(Part of a data file)
## Begin

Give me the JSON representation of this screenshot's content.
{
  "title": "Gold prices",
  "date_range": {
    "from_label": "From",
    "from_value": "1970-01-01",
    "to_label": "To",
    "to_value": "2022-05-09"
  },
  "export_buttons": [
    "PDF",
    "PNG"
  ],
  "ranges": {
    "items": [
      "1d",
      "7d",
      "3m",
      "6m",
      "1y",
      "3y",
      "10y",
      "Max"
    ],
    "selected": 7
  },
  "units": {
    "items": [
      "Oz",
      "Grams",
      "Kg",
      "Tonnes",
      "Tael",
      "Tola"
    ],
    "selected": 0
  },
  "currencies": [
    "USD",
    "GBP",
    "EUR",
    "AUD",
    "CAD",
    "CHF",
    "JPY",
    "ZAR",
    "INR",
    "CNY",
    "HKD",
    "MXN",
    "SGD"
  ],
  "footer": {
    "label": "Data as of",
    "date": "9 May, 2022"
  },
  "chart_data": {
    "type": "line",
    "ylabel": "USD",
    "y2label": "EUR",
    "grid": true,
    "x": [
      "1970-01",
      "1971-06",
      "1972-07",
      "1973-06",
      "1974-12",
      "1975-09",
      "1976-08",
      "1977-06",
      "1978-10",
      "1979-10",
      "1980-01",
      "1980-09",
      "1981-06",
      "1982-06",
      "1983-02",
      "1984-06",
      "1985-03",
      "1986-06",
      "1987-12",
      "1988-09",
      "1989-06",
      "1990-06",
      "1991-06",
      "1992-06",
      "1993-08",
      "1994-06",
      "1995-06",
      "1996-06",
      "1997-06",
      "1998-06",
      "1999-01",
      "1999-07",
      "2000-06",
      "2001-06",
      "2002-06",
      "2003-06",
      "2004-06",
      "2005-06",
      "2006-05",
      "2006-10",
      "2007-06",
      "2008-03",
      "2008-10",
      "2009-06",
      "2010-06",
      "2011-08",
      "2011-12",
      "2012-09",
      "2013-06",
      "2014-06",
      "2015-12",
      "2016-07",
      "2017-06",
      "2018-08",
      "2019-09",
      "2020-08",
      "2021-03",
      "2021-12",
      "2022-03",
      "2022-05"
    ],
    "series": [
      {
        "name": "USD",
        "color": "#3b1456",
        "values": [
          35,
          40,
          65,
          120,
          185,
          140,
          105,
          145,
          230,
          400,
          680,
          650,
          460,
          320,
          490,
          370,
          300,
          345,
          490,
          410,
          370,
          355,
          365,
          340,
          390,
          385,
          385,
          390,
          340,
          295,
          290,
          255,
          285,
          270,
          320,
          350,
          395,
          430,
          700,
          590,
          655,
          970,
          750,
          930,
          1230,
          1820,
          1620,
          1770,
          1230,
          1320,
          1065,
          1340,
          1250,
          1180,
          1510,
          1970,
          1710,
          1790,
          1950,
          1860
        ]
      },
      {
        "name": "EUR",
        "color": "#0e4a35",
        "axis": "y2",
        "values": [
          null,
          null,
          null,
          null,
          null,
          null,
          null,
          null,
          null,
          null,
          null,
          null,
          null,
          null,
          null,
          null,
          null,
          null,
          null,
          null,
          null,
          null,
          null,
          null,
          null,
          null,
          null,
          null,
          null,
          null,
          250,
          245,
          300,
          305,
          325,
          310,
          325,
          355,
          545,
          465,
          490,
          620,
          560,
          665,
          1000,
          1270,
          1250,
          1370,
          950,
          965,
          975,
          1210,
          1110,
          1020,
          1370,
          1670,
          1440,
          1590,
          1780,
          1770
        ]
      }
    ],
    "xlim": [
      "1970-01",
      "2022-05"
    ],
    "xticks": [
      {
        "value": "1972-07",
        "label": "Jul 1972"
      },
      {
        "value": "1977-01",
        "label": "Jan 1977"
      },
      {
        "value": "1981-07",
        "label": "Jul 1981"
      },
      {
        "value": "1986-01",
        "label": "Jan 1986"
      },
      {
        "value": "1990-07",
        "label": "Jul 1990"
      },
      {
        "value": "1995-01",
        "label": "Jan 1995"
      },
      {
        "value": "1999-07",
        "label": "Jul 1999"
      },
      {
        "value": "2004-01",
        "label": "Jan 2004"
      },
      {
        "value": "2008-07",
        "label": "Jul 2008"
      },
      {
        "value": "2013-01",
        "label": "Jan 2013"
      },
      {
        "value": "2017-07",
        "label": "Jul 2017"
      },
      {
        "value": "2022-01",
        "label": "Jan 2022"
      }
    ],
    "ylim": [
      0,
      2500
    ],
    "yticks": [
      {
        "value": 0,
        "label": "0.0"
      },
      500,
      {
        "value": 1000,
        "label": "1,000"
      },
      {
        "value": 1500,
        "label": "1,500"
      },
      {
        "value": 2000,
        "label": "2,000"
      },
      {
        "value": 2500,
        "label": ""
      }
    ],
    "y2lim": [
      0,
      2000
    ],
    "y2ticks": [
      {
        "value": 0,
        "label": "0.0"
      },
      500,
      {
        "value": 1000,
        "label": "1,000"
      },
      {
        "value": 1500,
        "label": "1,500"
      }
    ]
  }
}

## End

> TASK TO COMPLETE
Each record must be repeated exactly as it is.

> SOLUTION TO THIS PROBLEM
Give me the JSON representation of this screenshot's content.
{
  "title": "Gold prices",
  "date_range": {
    "from_label": "From",
    "from_value": "1970-01-01",
    "to_label": "To",
    "to_value": "2022-05-09"
  },
  "export_buttons": [
    "PDF",
    "PNG"
  ],
  "ranges": {
    "items": [
      "1d",
      "7d",
      "3m",
      "6m",
      "1y",
      "3y",
      "10y",
      "Max"
    ],
    "selected": 7
  },
  "units": {
    "items": [
      "Oz",
      "Grams",
      "Kg",
      "Tonnes",
      "Tael",
      "Tola"
    ],
    "selected": 0
  },
  "currencies": [
    "USD",
    "GBP",
    "EUR",
    "AUD",
    "CAD",
    "CHF",
    "JPY",
    "ZAR",
    "INR",
    "CNY",
    "HKD",
    "MXN",
    "SGD"
  ],
  "footer": {
    "label": "Data as of",
    "date": "9 May, 2022"
  },
  "chart_data": {
    "type": "line",
    "ylabel": "USD",
    "y2label": "EUR",
    "grid": true,
    "x": [
      "1970-01",
      "1971-06",
      "1972-07",
      "1973-06",
      "1974-12",
      "1975-09",
      "1976-08",
      "1977-06",
      "1978-10",
      "1979-10",
      "1980-01",
      "1980-09",
      "1981-06",
      "1982-06",
      "1983-02",
      "1984-06",
      "1985-03",
      "1986-06",
      "1987-12",
      "1988-09",
      "1989-06",
      "1990-06",
      "1991-06",
      "1992-06",
      "1993-08",
      "1994-06",
      "1995-06",
      "1996-06",
      "1997-06",
      "1998-06",
      "1999-01",
      "1999-07",
      "2000-06",
      "2001-06",
      "2002-06",
      "2003-06",
      "2004-06",
      "2005-06",
      "2006-05",
      "2006-10",
      "2007-06",
      "2008-03",
      "2008-10",
      "2009-06",
      "2010-06",
      "2011-08",
      "2011-12",
      "2012-09",
      "2013-06",
      "2014-06",
      "2015-12",
      "2016-07",
      "2017-06",
      "2018-08",
      "2019-09",
      "2020-08",
      "2021-03",
      "2021-12",
      "2022-03",
      "2022-05"
    ],
    "series": [
      {
        "name": "USD",
        "color": "#3b1456",
        "values": [
          35,
          40,
          65,
          120,
          185,
          140,
          105,
          145,
          230,
          400,
          680,
          650,
          460,
          320,
          490,
          370,
          300,
          345,
          490,
          410,
          370,
          355,
          365,
          340,
          390,
          385,
          385,
          390,
          340,
          295,
          290,
          255,
          285,
          270,
          320,
          350,
          395,
          430,
          700,
          590,
          655,
          970,
          750,
          930,
          1230,
          1820,
          1620,
          1770,
          1230,
          1320,
          1065,
          1340,
          1250,
          1180,
          1510,
          1970,
          1710,
          1790,
          1950,
          1860
        ]
      },
      {
        "name": "EUR",
        "color": "#0e4a35",
        "axis": "y2",
        "values": [
          null,
          null,
          null,
          null,
          null,
          null,
          null,
          null,
          null,
          null,
          null,
          null,
          null,
          null,
          null,
          null,
          null,
          null,
          null,
          null,
          null,
          null,
          null,
          null,
          null,
          null,
          null,
          null,
          null,
          null,
          250,
          245,
          300,
          305,
          325,
          310,
          325,
          355,
          545,
          465,
          490,
          620,
          560,
          665,
          1000,
          1270,
          1250,
          1370,
          950,
          965,
          975,
          1210,
          1110,
          1020,
          1370,
          1670,
          1440,
          1590,
          1780,
          1770
        ]
      }
    ],
    "xlim": [
      "1970-01",
      "2022-05"
    ],
    "xticks": [
      {
        "value": "1972-07",
        "label": "Jul 1972"
      },
      {
        "value": "1977-01",
        "label": "Jan 1977"
      },
      {
        "value": "1981-07",
        "label": "Jul 1981"
      },
      {
        "value": "1986-01",
        "label": "Jan 1986"
      },
      {
        "value": "1990-07",
        "label": "Jul 1990"
      },
      {
        "value": "1995-01",
        "label": "Jan 1995"
      },
      {
        "value": "1999-07",
        "label": "Jul 1999"
      },
      {
        "value": "2004-01",
        "label": "Jan 2004"
      },
      {
        "value": "2008-07",
        "label": "Jul 2008"
      },
      {
        "value": "2013-01",
        "label": "Jan 2013"
      },
      {
        "value": "2017-07",
        "label": "Jul 2017"
      },
      {
        "value": "2022-01",
        "label": "Jan 2022"
      }
    ],
    "ylim": [
      0,
      2500
    ],
    "yticks": [
      {
        "value": 0,
        "label": "0.0"
      },
      500,
      {
        "value": 1000,
        "label": "1,000"
      },
      {
        "value": 1500,
        "label": "1,500"
      },
      {
        "value": 2000,
        "label": "2,000"
      },
      {
        "value": 2500,
        "label": ""
      }
    ],
    "y2lim": [
      0,
      2000
    ],
    "y2ticks": [
      {
        "value": 0,
        "label": "0.0"
      },
      500,
      {
        "value": 1000,
        "label": "1,000"
      },
      {
        "value": 1500,
        "label": "1,500"
      }
    ]
  }
}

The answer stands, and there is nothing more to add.